--- START ---
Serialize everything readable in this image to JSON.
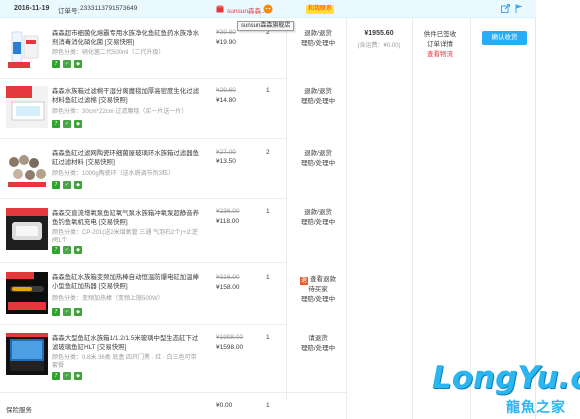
{
  "header": {
    "date": "2016-11-19",
    "order_no_label": "订单号:",
    "order_no": "2333113791573649",
    "shop_name": "sunsun森森...",
    "badge": "和我联系",
    "tooltip": "sunsun森森旗舰店"
  },
  "items": [
    {
      "title": "森森超市细菌化熔霸专用水族净化鱼缸鱼药水族净水剂消毒消化硝化菌 [交易快照]",
      "sku": "颜色分类：硝化菌二代500ml（二代升级）",
      "orig_price": "¥39.80",
      "price": "¥19.90",
      "qty": "2",
      "after_sale": [
        "退款/退货",
        "理赔/处理中"
      ]
    },
    {
      "title": "森森水族箱过滤棉干湿分离魔毯加厚高密度生化过滤材料鱼缸过滤棉 [交易快照]",
      "sku": "颜色分类：30cm*22cm 过滤魔毯（买一片送一片）",
      "orig_price": "¥29.60",
      "price": "¥14.80",
      "qty": "1",
      "after_sale": [
        "退款/退货",
        "理赔/处理中"
      ]
    },
    {
      "title": "森森鱼缸过滤网陶瓷环细菌屋玻璃环水族箱过滤器鱼缸过滤材料 [交易快照]",
      "sku": "颜色分类：1000g陶瓷环（送水质调节剂3粒）",
      "orig_price": "¥27.00",
      "price": "¥13.50",
      "qty": "2",
      "after_sale": [
        "退款/退货",
        "理赔/处理中"
      ]
    },
    {
      "title": "森森交直流增氧泵鱼缸氧气泵水族箱冲氧泵超静音养鱼钓鱼氧机充电 [交易快照]",
      "sku": "颜色分类：CP-201(送2米增氧管 三通 气泡石2个)+止逆阀1个",
      "orig_price": "¥236.00",
      "price": "¥118.00",
      "qty": "1",
      "after_sale": [
        "退款/退货",
        "理赔/处理中"
      ]
    },
    {
      "title": "森森鱼缸水族箱变频加热棒自动恒温防爆电缸加温棒小型鱼缸加热器 [交易快照]",
      "sku": "颜色分类：变频加热棒（变频上限500W）",
      "orig_price": "¥316.00",
      "price": "¥158.00",
      "qty": "1",
      "refund_label": "查看退款",
      "after_sale": [
        "待买家",
        "理赔/处理中"
      ]
    },
    {
      "title": "森森大型鱼缸水族箱1/1.2/1.5米玻璃中型生态缸下过滤玻璃鱼缸HLT [交易快照]",
      "sku": "颜色分类：0.8米 36类 底盒 四开门黑 · 红 · 白三色可带套餐",
      "orig_price": "¥1998.00",
      "price": "¥1598.00",
      "qty": "1",
      "after_sale": [
        "请退货",
        "理赔/处理中"
      ]
    }
  ],
  "summary": {
    "total": "¥1955.60",
    "shipping": "(含运费：¥0.00)",
    "status_lines": [
      "供件已签收",
      "订单详情"
    ],
    "status_link": "查看物流",
    "confirm_button": "确认收货"
  },
  "footer": {
    "label": "保险服务",
    "price": "¥0.00",
    "qty": "1"
  },
  "watermark": {
    "text": "LongYu.cc",
    "sub": "龍魚之家"
  }
}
--- END ---
Task: Which lines contain "交易快照"? Copy each of them out.

In response:
      "title": "森森超市细菌化熔霸专用水族净化鱼缸鱼药水族净水剂消毒消化硝化菌 [交易快照]",
      "title": "森森水族箱过滤棉干湿分离魔毯加厚高密度生化过滤材料鱼缸过滤棉 [交易快照]",
      "title": "森森鱼缸过滤网陶瓷环细菌屋玻璃环水族箱过滤器鱼缸过滤材料 [交易快照]",
      "title": "森森交直流增氧泵鱼缸氧气泵水族箱冲氧泵超静音养鱼钓鱼氧机充电 [交易快照]",
      "title": "森森鱼缸水族箱变频加热棒自动恒温防爆电缸加温棒小型鱼缸加热器 [交易快照]",
      "title": "森森大型鱼缸水族箱1/1.2/1.5米玻璃中型生态缸下过滤玻璃鱼缸HLT [交易快照]",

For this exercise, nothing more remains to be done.